[BEGIN]

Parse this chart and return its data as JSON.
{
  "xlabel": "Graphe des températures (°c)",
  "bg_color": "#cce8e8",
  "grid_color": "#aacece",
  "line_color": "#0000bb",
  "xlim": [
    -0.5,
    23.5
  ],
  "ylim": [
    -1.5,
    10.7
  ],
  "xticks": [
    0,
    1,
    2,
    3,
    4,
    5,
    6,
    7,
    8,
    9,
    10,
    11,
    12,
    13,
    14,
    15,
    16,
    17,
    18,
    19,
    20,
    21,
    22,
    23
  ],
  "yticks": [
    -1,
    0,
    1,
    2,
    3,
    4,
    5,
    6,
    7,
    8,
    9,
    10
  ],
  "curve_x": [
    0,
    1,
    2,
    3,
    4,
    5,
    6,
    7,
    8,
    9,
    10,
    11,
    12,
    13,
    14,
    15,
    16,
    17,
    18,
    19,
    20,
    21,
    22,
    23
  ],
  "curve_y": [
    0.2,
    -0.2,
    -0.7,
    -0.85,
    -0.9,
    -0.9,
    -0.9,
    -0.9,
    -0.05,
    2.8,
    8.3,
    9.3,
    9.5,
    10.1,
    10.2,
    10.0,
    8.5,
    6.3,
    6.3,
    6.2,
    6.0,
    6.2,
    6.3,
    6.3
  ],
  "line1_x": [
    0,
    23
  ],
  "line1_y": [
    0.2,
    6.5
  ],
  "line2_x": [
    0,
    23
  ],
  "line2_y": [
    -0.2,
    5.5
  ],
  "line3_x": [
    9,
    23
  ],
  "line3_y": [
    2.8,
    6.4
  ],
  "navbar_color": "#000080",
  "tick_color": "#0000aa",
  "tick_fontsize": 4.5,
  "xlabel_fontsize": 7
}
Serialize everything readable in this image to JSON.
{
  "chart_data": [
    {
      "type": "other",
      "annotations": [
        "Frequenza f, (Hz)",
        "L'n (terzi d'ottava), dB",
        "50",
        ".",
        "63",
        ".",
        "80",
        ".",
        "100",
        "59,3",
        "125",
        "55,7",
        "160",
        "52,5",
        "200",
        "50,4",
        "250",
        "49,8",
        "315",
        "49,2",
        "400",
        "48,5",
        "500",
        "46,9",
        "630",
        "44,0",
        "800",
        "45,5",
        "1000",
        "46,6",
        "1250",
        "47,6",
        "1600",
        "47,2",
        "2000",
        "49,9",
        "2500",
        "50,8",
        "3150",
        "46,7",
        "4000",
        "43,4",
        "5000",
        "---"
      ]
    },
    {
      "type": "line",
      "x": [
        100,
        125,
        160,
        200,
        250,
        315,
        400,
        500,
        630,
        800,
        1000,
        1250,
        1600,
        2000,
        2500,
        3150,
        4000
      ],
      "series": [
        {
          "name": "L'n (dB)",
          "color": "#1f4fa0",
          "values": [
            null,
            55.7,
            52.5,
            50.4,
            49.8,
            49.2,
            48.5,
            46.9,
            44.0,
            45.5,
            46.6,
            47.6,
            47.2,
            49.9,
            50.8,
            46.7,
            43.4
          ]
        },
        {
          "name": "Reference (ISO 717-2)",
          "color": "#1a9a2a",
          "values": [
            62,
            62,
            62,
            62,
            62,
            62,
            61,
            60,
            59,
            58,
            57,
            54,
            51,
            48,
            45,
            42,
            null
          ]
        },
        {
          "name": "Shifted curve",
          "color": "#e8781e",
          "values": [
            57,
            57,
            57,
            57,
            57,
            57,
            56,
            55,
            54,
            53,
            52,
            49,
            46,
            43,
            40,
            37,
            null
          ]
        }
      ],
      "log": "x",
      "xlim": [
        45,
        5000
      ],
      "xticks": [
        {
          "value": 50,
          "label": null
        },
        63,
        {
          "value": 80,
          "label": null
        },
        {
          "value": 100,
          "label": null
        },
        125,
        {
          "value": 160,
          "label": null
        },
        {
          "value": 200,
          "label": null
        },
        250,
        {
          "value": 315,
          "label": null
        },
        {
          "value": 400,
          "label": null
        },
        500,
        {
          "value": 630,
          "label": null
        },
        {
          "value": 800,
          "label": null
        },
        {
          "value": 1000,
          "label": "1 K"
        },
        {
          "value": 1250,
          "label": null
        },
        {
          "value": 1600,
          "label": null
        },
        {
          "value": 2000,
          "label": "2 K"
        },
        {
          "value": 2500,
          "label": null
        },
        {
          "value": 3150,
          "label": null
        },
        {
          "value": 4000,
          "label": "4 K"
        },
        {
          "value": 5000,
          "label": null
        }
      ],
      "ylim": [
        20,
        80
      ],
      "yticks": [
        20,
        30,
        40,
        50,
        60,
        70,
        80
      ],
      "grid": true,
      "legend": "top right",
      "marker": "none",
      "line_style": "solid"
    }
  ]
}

[END]
[BEGIN]

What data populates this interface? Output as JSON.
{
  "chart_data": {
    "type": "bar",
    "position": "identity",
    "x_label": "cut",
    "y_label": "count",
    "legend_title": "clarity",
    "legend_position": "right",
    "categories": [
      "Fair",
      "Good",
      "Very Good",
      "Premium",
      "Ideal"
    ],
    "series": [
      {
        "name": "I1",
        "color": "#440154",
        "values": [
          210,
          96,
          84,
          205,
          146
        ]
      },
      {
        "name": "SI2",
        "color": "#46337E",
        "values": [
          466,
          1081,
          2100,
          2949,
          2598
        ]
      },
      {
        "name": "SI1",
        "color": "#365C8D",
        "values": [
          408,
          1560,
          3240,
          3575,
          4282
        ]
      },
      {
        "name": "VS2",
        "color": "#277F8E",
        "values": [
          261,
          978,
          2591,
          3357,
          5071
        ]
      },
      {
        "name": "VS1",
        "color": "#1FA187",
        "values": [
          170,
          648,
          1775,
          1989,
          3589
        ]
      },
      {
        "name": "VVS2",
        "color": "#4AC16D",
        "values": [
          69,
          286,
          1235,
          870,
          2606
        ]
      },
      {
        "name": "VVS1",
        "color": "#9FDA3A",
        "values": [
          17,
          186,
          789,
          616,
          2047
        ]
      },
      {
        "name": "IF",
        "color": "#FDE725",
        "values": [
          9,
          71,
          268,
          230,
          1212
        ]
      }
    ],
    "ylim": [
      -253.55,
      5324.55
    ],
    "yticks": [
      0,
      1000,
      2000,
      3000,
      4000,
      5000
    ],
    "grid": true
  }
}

[END]
[BEGIN]

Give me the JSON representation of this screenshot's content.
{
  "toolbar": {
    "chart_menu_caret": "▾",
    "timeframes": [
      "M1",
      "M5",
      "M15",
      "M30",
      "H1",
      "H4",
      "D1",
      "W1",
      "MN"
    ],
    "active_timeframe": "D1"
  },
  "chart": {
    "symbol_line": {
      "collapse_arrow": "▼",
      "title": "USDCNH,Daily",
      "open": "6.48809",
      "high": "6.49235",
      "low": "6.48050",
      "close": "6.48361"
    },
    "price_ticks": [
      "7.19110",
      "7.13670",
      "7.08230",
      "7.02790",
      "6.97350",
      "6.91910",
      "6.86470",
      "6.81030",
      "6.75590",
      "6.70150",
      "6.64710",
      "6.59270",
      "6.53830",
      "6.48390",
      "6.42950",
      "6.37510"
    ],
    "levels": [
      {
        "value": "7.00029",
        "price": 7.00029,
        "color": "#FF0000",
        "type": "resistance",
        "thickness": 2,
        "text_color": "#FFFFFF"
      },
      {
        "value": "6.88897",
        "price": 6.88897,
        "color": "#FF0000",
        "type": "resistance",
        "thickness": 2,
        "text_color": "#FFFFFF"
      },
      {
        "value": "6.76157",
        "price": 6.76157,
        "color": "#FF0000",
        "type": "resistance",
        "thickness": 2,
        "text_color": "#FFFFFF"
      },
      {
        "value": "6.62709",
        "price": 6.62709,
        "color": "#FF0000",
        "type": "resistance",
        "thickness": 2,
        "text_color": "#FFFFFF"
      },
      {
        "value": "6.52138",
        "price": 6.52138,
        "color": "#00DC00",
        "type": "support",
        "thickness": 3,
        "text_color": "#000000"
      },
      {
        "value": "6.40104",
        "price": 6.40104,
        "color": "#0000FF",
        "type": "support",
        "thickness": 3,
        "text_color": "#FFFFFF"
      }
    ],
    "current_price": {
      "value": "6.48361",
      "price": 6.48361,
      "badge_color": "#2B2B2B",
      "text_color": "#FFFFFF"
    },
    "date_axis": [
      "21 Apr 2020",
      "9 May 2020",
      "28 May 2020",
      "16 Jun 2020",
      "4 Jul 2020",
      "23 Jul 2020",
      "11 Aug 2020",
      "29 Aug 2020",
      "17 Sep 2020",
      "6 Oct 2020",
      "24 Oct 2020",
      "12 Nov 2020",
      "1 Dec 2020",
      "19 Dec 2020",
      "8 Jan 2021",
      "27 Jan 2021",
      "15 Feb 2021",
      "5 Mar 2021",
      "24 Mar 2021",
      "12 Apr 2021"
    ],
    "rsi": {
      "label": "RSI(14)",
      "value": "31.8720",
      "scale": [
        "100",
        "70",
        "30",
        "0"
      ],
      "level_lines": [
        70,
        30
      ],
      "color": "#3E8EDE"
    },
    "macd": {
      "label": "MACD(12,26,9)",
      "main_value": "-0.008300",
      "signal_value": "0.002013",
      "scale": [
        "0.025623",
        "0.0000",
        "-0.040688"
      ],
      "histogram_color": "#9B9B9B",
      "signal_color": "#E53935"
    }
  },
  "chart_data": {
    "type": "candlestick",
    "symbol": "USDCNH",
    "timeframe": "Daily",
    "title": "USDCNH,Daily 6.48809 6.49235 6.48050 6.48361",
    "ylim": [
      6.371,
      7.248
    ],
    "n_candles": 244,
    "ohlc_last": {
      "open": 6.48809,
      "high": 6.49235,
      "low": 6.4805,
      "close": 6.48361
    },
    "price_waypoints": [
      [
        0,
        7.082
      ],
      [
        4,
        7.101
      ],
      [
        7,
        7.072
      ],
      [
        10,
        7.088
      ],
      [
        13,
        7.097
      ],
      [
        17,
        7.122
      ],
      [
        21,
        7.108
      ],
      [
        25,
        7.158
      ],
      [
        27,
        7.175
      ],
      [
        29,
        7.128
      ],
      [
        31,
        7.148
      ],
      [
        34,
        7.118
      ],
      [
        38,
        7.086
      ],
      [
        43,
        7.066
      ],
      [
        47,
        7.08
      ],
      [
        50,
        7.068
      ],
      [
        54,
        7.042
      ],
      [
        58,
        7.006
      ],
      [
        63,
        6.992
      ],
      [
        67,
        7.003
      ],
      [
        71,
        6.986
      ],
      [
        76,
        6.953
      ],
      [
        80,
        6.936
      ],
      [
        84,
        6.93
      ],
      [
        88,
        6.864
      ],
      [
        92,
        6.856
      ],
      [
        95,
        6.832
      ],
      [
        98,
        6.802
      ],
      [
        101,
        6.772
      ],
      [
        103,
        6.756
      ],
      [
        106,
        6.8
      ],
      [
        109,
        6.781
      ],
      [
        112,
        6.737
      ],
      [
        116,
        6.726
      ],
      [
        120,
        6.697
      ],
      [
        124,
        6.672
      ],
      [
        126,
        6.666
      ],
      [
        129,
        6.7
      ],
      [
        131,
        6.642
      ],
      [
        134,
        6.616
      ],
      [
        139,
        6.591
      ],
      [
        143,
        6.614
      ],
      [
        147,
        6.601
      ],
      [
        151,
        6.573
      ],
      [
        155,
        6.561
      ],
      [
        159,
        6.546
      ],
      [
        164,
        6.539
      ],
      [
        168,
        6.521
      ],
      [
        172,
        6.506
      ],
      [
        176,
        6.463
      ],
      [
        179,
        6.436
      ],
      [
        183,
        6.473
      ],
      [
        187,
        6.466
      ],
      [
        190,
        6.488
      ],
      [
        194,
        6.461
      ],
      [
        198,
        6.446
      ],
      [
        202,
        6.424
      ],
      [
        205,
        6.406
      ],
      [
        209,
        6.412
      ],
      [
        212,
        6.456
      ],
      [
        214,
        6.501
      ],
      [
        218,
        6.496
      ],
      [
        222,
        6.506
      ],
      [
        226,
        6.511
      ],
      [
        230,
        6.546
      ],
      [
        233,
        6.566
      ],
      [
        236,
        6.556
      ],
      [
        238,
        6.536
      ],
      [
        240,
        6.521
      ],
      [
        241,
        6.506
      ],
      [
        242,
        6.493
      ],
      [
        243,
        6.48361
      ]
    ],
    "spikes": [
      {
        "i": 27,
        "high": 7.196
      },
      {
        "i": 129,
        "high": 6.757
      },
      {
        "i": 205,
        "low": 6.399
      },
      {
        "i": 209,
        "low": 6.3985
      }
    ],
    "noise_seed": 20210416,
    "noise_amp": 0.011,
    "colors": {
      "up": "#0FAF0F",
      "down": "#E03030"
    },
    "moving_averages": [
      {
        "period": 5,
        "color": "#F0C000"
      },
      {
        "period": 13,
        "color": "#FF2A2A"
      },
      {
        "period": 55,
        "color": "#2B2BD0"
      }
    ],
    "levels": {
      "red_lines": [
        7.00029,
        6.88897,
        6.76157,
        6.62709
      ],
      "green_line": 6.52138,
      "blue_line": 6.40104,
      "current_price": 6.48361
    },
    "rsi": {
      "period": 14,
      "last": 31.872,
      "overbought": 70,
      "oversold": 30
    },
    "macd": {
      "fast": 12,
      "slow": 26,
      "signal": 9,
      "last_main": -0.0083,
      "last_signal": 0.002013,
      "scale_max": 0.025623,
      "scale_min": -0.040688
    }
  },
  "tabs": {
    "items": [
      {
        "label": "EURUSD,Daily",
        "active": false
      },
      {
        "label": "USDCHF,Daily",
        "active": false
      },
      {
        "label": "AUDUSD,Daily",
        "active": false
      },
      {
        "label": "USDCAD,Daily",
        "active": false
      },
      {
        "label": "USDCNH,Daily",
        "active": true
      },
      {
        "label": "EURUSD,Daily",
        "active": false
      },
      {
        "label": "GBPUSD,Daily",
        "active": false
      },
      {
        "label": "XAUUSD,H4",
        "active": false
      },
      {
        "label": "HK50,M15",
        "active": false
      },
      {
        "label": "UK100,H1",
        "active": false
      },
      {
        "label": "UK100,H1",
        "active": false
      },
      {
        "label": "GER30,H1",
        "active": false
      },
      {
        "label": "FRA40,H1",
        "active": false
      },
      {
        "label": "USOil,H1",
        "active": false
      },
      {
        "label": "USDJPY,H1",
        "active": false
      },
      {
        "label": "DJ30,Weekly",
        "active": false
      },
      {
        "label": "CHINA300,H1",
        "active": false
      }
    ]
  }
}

[END]

- Task statement
Collect the lines of the data that carry the word "name".

- Result below
          "name": "L'n (dB)",
          "name": "Reference (ISO 717-2)",
          "name": "Shifted curve",
        "name": "I1",
        "name": "SI2",
        "name": "SI1",
        "name": "VS2",
        "name": "VS1",
        "name": "VVS2",
        "name": "VVS1",
        "name": "IF",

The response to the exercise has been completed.